Written task | Collect every line in the records below that contains the word "UNUSED".

[Items from a data source]
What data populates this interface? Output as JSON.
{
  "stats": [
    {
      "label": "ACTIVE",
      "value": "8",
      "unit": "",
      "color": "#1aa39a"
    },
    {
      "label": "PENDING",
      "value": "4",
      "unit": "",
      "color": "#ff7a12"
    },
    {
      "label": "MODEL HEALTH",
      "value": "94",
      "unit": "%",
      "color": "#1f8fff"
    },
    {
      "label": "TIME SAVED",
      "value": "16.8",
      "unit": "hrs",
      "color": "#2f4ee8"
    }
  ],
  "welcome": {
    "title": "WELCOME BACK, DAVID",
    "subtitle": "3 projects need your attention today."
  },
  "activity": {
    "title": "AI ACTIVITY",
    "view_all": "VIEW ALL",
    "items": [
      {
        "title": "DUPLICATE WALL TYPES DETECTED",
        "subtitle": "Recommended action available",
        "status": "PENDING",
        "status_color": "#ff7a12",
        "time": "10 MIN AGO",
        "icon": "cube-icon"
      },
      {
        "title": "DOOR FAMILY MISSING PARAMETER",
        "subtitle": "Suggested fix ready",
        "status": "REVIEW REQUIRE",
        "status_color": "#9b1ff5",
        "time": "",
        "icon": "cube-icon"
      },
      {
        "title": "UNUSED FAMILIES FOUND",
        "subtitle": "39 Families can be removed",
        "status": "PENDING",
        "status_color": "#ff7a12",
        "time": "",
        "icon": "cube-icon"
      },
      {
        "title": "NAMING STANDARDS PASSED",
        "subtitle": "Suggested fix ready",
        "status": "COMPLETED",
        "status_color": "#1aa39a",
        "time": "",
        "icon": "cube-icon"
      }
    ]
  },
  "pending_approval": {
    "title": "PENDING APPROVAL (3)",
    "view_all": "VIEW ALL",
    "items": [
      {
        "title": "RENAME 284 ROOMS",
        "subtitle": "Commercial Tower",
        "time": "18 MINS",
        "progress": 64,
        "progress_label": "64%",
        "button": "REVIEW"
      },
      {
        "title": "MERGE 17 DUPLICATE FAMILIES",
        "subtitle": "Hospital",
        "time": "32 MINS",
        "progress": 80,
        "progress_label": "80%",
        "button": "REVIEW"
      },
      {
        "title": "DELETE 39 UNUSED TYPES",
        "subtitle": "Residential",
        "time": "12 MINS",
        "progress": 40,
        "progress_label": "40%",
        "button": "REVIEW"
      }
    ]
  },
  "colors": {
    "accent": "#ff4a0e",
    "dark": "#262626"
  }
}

Finished task |
        "title": "UNUSED FAMILIES FOUND",
        "title": "DELETE 39 UNUSED TYPES",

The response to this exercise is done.